Entries with figure data:
┄┄┄┄┄┄
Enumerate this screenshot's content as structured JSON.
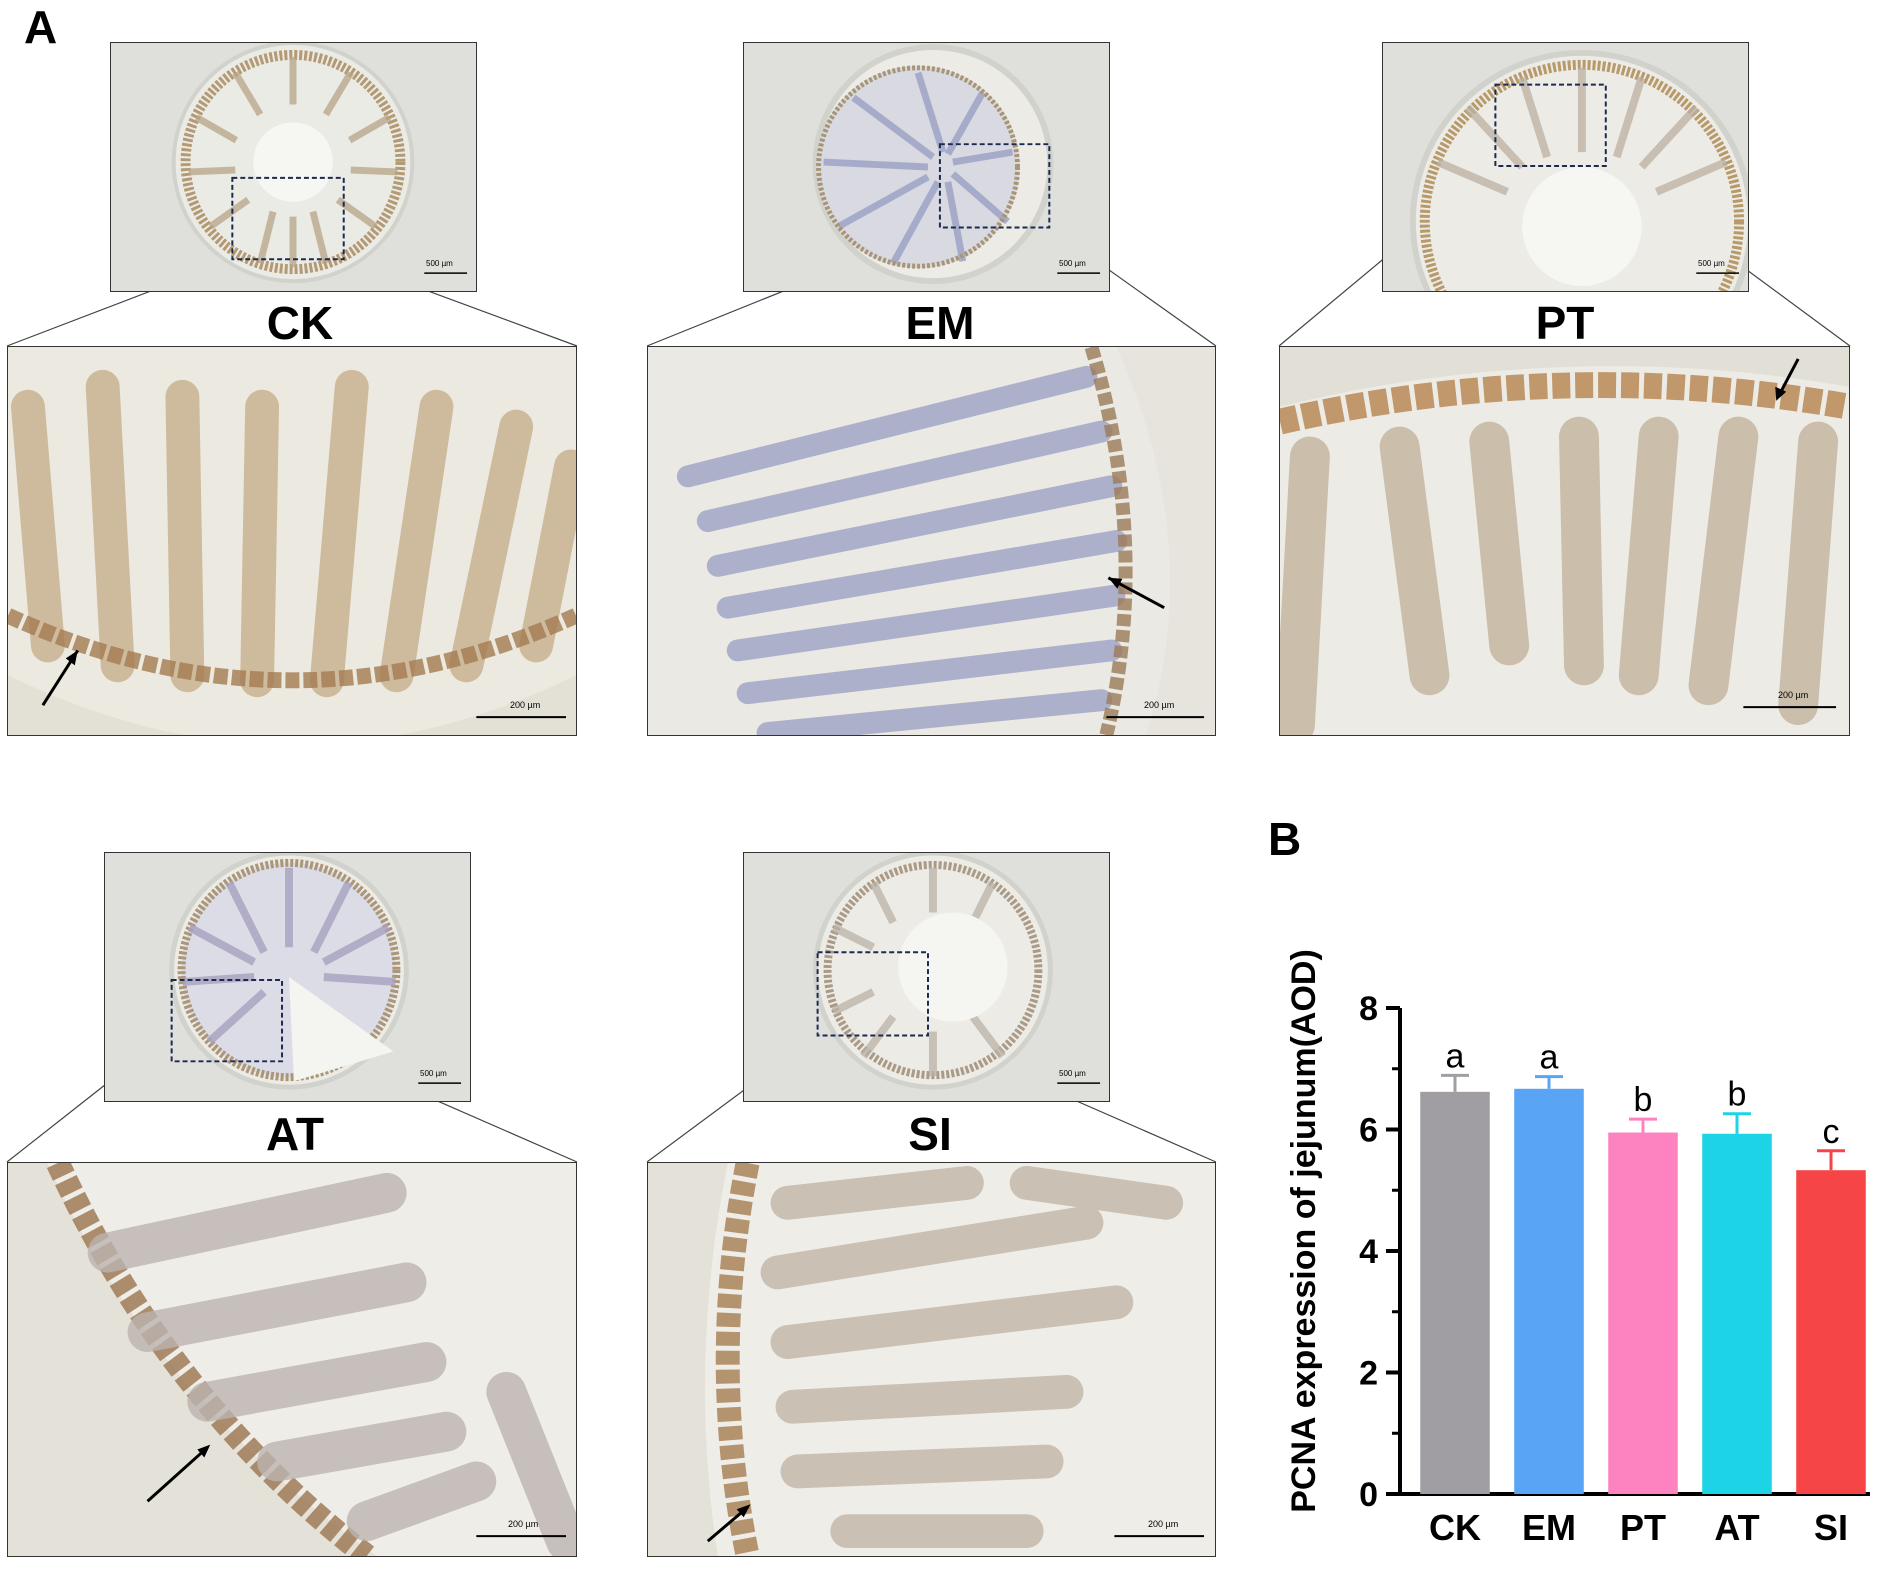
{
  "panels": {
    "a_label": "A",
    "b_label": "B"
  },
  "micrographs": [
    {
      "group": "CK",
      "thumb_scale": "500 µm",
      "zoom_scale": "200 µm",
      "tint": "#b49a74"
    },
    {
      "group": "EM",
      "thumb_scale": "500 µm",
      "zoom_scale": "200 µm",
      "tint": "#9aa0c4"
    },
    {
      "group": "PT",
      "thumb_scale": "500 µm",
      "zoom_scale": "200 µm",
      "tint": "#b8996a"
    },
    {
      "group": "AT",
      "thumb_scale": "500 µm",
      "zoom_scale": "200 µm",
      "tint": "#a8a2c0"
    },
    {
      "group": "SI",
      "thumb_scale": "500 µm",
      "zoom_scale": "200 µm",
      "tint": "#aa9a86"
    }
  ],
  "chart_data": {
    "type": "bar",
    "categories": [
      "CK",
      "EM",
      "PT",
      "AT",
      "SI"
    ],
    "values": [
      6.62,
      6.67,
      5.95,
      5.93,
      5.33
    ],
    "errors": [
      0.27,
      0.2,
      0.22,
      0.33,
      0.32
    ],
    "significance": [
      "a",
      "a",
      "b",
      "b",
      "c"
    ],
    "colors": [
      "#a09ea3",
      "#5aa4f6",
      "#fc82c0",
      "#1dd3e6",
      "#f64547"
    ],
    "ylabel": "PCNA expression of  jejunum(AOD)",
    "ylim": [
      0,
      8
    ],
    "yticks": [
      0,
      2,
      4,
      6,
      8
    ],
    "grid": false,
    "legend": "none"
  }
}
┄┄┄┄┄┄
Challenge
All the records above need to be given again word for word. Skip the pictures.

Completed exercise
Enumerate this screenshot's content as structured JSON.
{
  "panels": {
    "a_label": "A",
    "b_label": "B"
  },
  "micrographs": [
    {
      "group": "CK",
      "thumb_scale": "500 µm",
      "zoom_scale": "200 µm",
      "tint": "#b49a74"
    },
    {
      "group": "EM",
      "thumb_scale": "500 µm",
      "zoom_scale": "200 µm",
      "tint": "#9aa0c4"
    },
    {
      "group": "PT",
      "thumb_scale": "500 µm",
      "zoom_scale": "200 µm",
      "tint": "#b8996a"
    },
    {
      "group": "AT",
      "thumb_scale": "500 µm",
      "zoom_scale": "200 µm",
      "tint": "#a8a2c0"
    },
    {
      "group": "SI",
      "thumb_scale": "500 µm",
      "zoom_scale": "200 µm",
      "tint": "#aa9a86"
    }
  ],
  "chart_data": {
    "type": "bar",
    "categories": [
      "CK",
      "EM",
      "PT",
      "AT",
      "SI"
    ],
    "values": [
      6.62,
      6.67,
      5.95,
      5.93,
      5.33
    ],
    "errors": [
      0.27,
      0.2,
      0.22,
      0.33,
      0.32
    ],
    "significance": [
      "a",
      "a",
      "b",
      "b",
      "c"
    ],
    "colors": [
      "#a09ea3",
      "#5aa4f6",
      "#fc82c0",
      "#1dd3e6",
      "#f64547"
    ],
    "ylabel": "PCNA expression of  jejunum(AOD)",
    "ylim": [
      0,
      8
    ],
    "yticks": [
      0,
      2,
      4,
      6,
      8
    ],
    "grid": false,
    "legend": "none"
  }
}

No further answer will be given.